Restate the listing that follows word for word, without its pictures.
>> begin
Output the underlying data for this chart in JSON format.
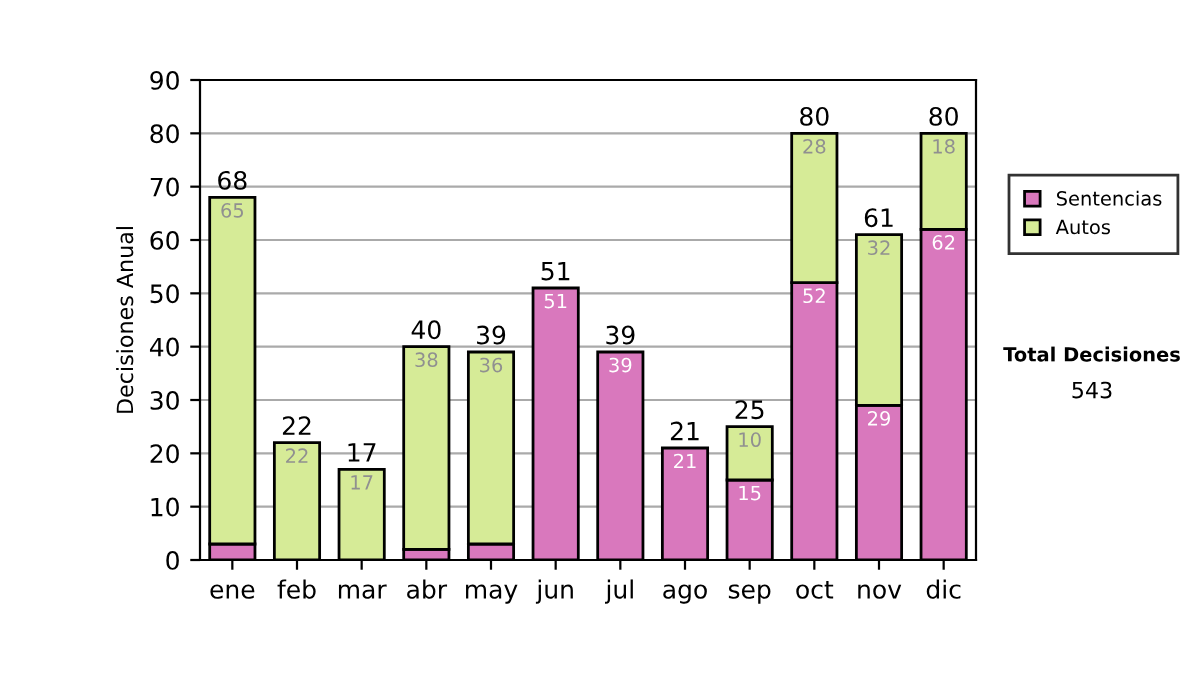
{
  "chart_data": {
    "type": "bar",
    "stacked": true,
    "ylabel": "Decisiones Anual",
    "categories": [
      "ene",
      "feb",
      "mar",
      "abr",
      "may",
      "jun",
      "jul",
      "ago",
      "sep",
      "oct",
      "nov",
      "dic"
    ],
    "series": [
      {
        "name": "Sentencias",
        "color": "#d978bd",
        "values": [
          3,
          null,
          null,
          2,
          3,
          51,
          39,
          21,
          15,
          52,
          29,
          62
        ],
        "value_labels": [
          null,
          null,
          null,
          null,
          null,
          "51",
          "39",
          "21",
          "15",
          "52",
          "29",
          "62"
        ]
      },
      {
        "name": "Autos",
        "color": "#d6eb97",
        "values": [
          65,
          22,
          17,
          38,
          36,
          null,
          null,
          null,
          10,
          28,
          32,
          18
        ],
        "value_labels": [
          "65",
          "22",
          "17",
          "38",
          "36",
          null,
          null,
          null,
          "10",
          "28",
          "32",
          "18"
        ]
      }
    ],
    "totals": [
      "68",
      "22",
      "17",
      "40",
      "39",
      "51",
      "39",
      "21",
      "25",
      "80",
      "61",
      "80"
    ],
    "ylim": [
      0,
      90
    ],
    "yticks": [
      0,
      10,
      20,
      30,
      40,
      50,
      60,
      70,
      80,
      90
    ],
    "grid": "y",
    "legend": "right",
    "annotations": [
      "Total Decisiones",
      "543"
    ]
  }
}
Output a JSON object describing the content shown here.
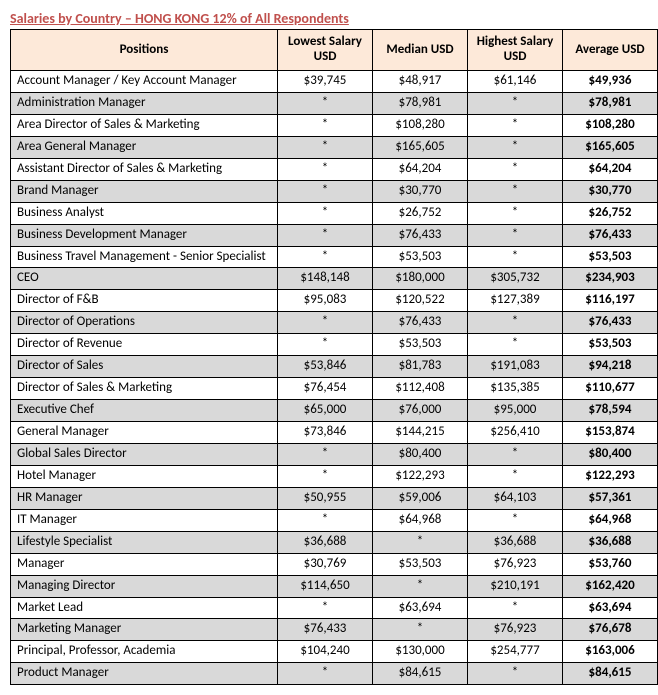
{
  "title": "Salaries by Country – HONG KONG 12% of All Respondents",
  "columns": [
    "Positions",
    "Lowest Salary USD",
    "Median USD",
    "Highest Salary USD",
    "Average USD"
  ],
  "rows": [
    {
      "pos": "Account Manager / Key Account Manager",
      "low": "$39,745",
      "med": "$48,917",
      "high": "$61,146",
      "avg": "$49,936",
      "shade": false
    },
    {
      "pos": "Administration Manager",
      "low": "*",
      "med": "$78,981",
      "high": "*",
      "avg": "$78,981",
      "shade": true
    },
    {
      "pos": "Area Director of Sales & Marketing",
      "low": "*",
      "med": "$108,280",
      "high": "*",
      "avg": "$108,280",
      "shade": false
    },
    {
      "pos": "Area General Manager",
      "low": "*",
      "med": "$165,605",
      "high": "*",
      "avg": "$165,605",
      "shade": true
    },
    {
      "pos": "Assistant Director of Sales & Marketing",
      "low": "*",
      "med": "$64,204",
      "high": "*",
      "avg": "$64,204",
      "shade": false
    },
    {
      "pos": "Brand Manager",
      "low": "*",
      "med": "$30,770",
      "high": "*",
      "avg": "$30,770",
      "shade": true
    },
    {
      "pos": "Business Analyst",
      "low": "*",
      "med": "$26,752",
      "high": "*",
      "avg": "$26,752",
      "shade": false
    },
    {
      "pos": "Business Development Manager",
      "low": "*",
      "med": "$76,433",
      "high": "*",
      "avg": "$76,433",
      "shade": true
    },
    {
      "pos": "Business Travel Management - Senior Specialist",
      "low": "*",
      "med": "$53,503",
      "high": "*",
      "avg": "$53,503",
      "shade": false
    },
    {
      "pos": "CEO",
      "low": "$148,148",
      "med": "$180,000",
      "high": "$305,732",
      "avg": "$234,903",
      "shade": true
    },
    {
      "pos": "Director of F&B",
      "low": "$95,083",
      "med": "$120,522",
      "high": "$127,389",
      "avg": "$116,197",
      "shade": false
    },
    {
      "pos": "Director of Operations",
      "low": "*",
      "med": "$76,433",
      "high": "*",
      "avg": "$76,433",
      "shade": true
    },
    {
      "pos": "Director of Revenue",
      "low": "*",
      "med": "$53,503",
      "high": "*",
      "avg": "$53,503",
      "shade": false
    },
    {
      "pos": "Director of Sales",
      "low": "$53,846",
      "med": "$81,783",
      "high": "$191,083",
      "avg": "$94,218",
      "shade": true
    },
    {
      "pos": "Director of Sales & Marketing",
      "low": "$76,454",
      "med": "$112,408",
      "high": "$135,385",
      "avg": "$110,677",
      "shade": false
    },
    {
      "pos": "Executive Chef",
      "low": "$65,000",
      "med": "$76,000",
      "high": "$95,000",
      "avg": "$78,594",
      "shade": true
    },
    {
      "pos": "General Manager",
      "low": "$73,846",
      "med": "$144,215",
      "high": "$256,410",
      "avg": "$153,874",
      "shade": false
    },
    {
      "pos": "Global Sales Director",
      "low": "*",
      "med": "$80,400",
      "high": "*",
      "avg": "$80,400",
      "shade": true
    },
    {
      "pos": "Hotel Manager",
      "low": "*",
      "med": "$122,293",
      "high": "*",
      "avg": "$122,293",
      "shade": false
    },
    {
      "pos": "HR Manager",
      "low": "$50,955",
      "med": "$59,006",
      "high": "$64,103",
      "avg": "$57,361",
      "shade": true
    },
    {
      "pos": "IT Manager",
      "low": "*",
      "med": "$64,968",
      "high": "*",
      "avg": "$64,968",
      "shade": false
    },
    {
      "pos": "Lifestyle Specialist",
      "low": "$36,688",
      "med": "*",
      "high": "$36,688",
      "avg": "$36,688",
      "shade": true
    },
    {
      "pos": "Manager",
      "low": "$30,769",
      "med": "$53,503",
      "high": "$76,923",
      "avg": "$53,760",
      "shade": false
    },
    {
      "pos": "Managing Director",
      "low": "$114,650",
      "med": "*",
      "high": "$210,191",
      "avg": "$162,420",
      "shade": true
    },
    {
      "pos": "Market Lead",
      "low": "*",
      "med": "$63,694",
      "high": "*",
      "avg": "$63,694",
      "shade": false
    },
    {
      "pos": "Marketing Manager",
      "low": "$76,433",
      "med": "*",
      "high": "$76,923",
      "avg": "$76,678",
      "shade": true
    },
    {
      "pos": "Principal, Professor, Academia",
      "low": "$104,240",
      "med": "$130,000",
      "high": "$254,777",
      "avg": "$163,006",
      "shade": false
    },
    {
      "pos": "Product Manager",
      "low": "*",
      "med": "$84,615",
      "high": "*",
      "avg": "$84,615",
      "shade": true
    }
  ]
}
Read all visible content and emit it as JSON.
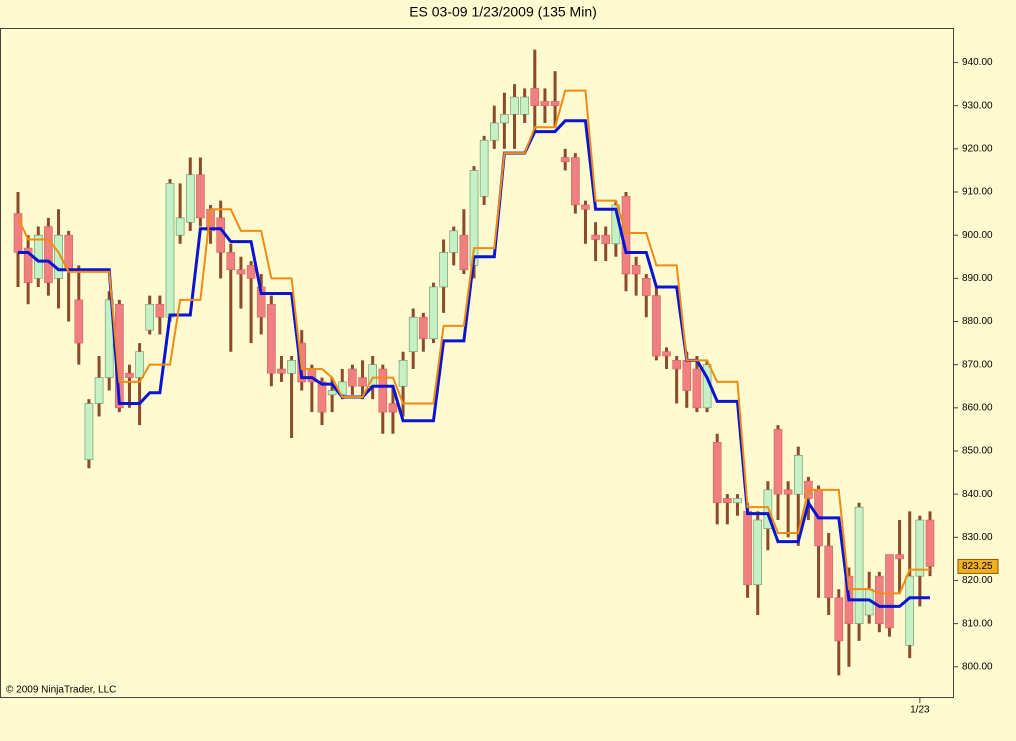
>> end
RESULT:
Output the underlying data for this chart in JSON format.
{
  "chart_data": {
    "type": "bar",
    "stacked": true,
    "ylabel": "Decisiones Anual",
    "categories": [
      "ene",
      "feb",
      "mar",
      "abr",
      "may",
      "jun",
      "jul",
      "ago",
      "sep",
      "oct",
      "nov",
      "dic"
    ],
    "series": [
      {
        "name": "Sentencias",
        "color": "#d978bd",
        "values": [
          3,
          null,
          null,
          2,
          3,
          51,
          39,
          21,
          15,
          52,
          29,
          62
        ],
        "value_labels": [
          null,
          null,
          null,
          null,
          null,
          "51",
          "39",
          "21",
          "15",
          "52",
          "29",
          "62"
        ]
      },
      {
        "name": "Autos",
        "color": "#d6eb97",
        "values": [
          65,
          22,
          17,
          38,
          36,
          null,
          null,
          null,
          10,
          28,
          32,
          18
        ],
        "value_labels": [
          "65",
          "22",
          "17",
          "38",
          "36",
          null,
          null,
          null,
          "10",
          "28",
          "32",
          "18"
        ]
      }
    ],
    "totals": [
      "68",
      "22",
      "17",
      "40",
      "39",
      "51",
      "39",
      "21",
      "25",
      "80",
      "61",
      "80"
    ],
    "ylim": [
      0,
      90
    ],
    "yticks": [
      0,
      10,
      20,
      30,
      40,
      50,
      60,
      70,
      80,
      90
    ],
    "grid": "y",
    "legend": "right",
    "annotations": [
      "Total Decisiones",
      "543"
    ]
  }
}
Output a JSON object describing the content shown here.
{
  "title": "Salaries by Country – HONG KONG 12% of All Respondents",
  "columns": [
    "Positions",
    "Lowest Salary USD",
    "Median USD",
    "Highest Salary USD",
    "Average USD"
  ],
  "rows": [
    {
      "pos": "Account Manager / Key Account Manager",
      "low": "$39,745",
      "med": "$48,917",
      "high": "$61,146",
      "avg": "$49,936",
      "shade": false
    },
    {
      "pos": "Administration Manager",
      "low": "*",
      "med": "$78,981",
      "high": "*",
      "avg": "$78,981",
      "shade": true
    },
    {
      "pos": "Area Director of Sales & Marketing",
      "low": "*",
      "med": "$108,280",
      "high": "*",
      "avg": "$108,280",
      "shade": false
    },
    {
      "pos": "Area General Manager",
      "low": "*",
      "med": "$165,605",
      "high": "*",
      "avg": "$165,605",
      "shade": true
    },
    {
      "pos": "Assistant Director of Sales & Marketing",
      "low": "*",
      "med": "$64,204",
      "high": "*",
      "avg": "$64,204",
      "shade": false
    },
    {
      "pos": "Brand Manager",
      "low": "*",
      "med": "$30,770",
      "high": "*",
      "avg": "$30,770",
      "shade": true
    },
    {
      "pos": "Business Analyst",
      "low": "*",
      "med": "$26,752",
      "high": "*",
      "avg": "$26,752",
      "shade": false
    },
    {
      "pos": "Business Development Manager",
      "low": "*",
      "med": "$76,433",
      "high": "*",
      "avg": "$76,433",
      "shade": true
    },
    {
      "pos": "Business Travel Management - Senior Specialist",
      "low": "*",
      "med": "$53,503",
      "high": "*",
      "avg": "$53,503",
      "shade": false
    },
    {
      "pos": "CEO",
      "low": "$148,148",
      "med": "$180,000",
      "high": "$305,732",
      "avg": "$234,903",
      "shade": true
    },
    {
      "pos": "Director of F&B",
      "low": "$95,083",
      "med": "$120,522",
      "high": "$127,389",
      "avg": "$116,197",
      "shade": false
    },
    {
      "pos": "Director of Operations",
      "low": "*",
      "med": "$76,433",
      "high": "*",
      "avg": "$76,433",
      "shade": true
    },
    {
      "pos": "Director of Revenue",
      "low": "*",
      "med": "$53,503",
      "high": "*",
      "avg": "$53,503",
      "shade": false
    },
    {
      "pos": "Director of Sales",
      "low": "$53,846",
      "med": "$81,783",
      "high": "$191,083",
      "avg": "$94,218",
      "shade": true
    },
    {
      "pos": "Director of Sales & Marketing",
      "low": "$76,454",
      "med": "$112,408",
      "high": "$135,385",
      "avg": "$110,677",
      "shade": false
    },
    {
      "pos": "Executive Chef",
      "low": "$65,000",
      "med": "$76,000",
      "high": "$95,000",
      "avg": "$78,594",
      "shade": true
    },
    {
      "pos": "General Manager",
      "low": "$73,846",
      "med": "$144,215",
      "high": "$256,410",
      "avg": "$153,874",
      "shade": false
    },
    {
      "pos": "Global Sales Director",
      "low": "*",
      "med": "$80,400",
      "high": "*",
      "avg": "$80,400",
      "shade": true
    },
    {
      "pos": "Hotel Manager",
      "low": "*",
      "med": "$122,293",
      "high": "*",
      "avg": "$122,293",
      "shade": false
    },
    {
      "pos": "HR Manager",
      "low": "$50,955",
      "med": "$59,006",
      "high": "$64,103",
      "avg": "$57,361",
      "shade": true
    },
    {
      "pos": "IT Manager",
      "low": "*",
      "med": "$64,968",
      "high": "*",
      "avg": "$64,968",
      "shade": false
    },
    {
      "pos": "Lifestyle Specialist",
      "low": "$36,688",
      "med": "*",
      "high": "$36,688",
      "avg": "$36,688",
      "shade": true
    },
    {
      "pos": "Manager",
      "low": "$30,769",
      "med": "$53,503",
      "high": "$76,923",
      "avg": "$53,760",
      "shade": false
    },
    {
      "pos": "Managing Director",
      "low": "$114,650",
      "med": "*",
      "high": "$210,191",
      "avg": "$162,420",
      "shade": true
    },
    {
      "pos": "Market Lead",
      "low": "*",
      "med": "$63,694",
      "high": "*",
      "avg": "$63,694",
      "shade": false
    },
    {
      "pos": "Marketing Manager",
      "low": "$76,433",
      "med": "*",
      "high": "$76,923",
      "avg": "$76,678",
      "shade": true
    },
    {
      "pos": "Principal, Professor, Academia",
      "low": "$104,240",
      "med": "$130,000",
      "high": "$254,777",
      "avg": "$163,006",
      "shade": false
    },
    {
      "pos": "Product Manager",
      "low": "*",
      "med": "$84,615",
      "high": "*",
      "avg": "$84,615",
      "shade": true
    }
  ]
}
Read all visible content and emit it as JSON.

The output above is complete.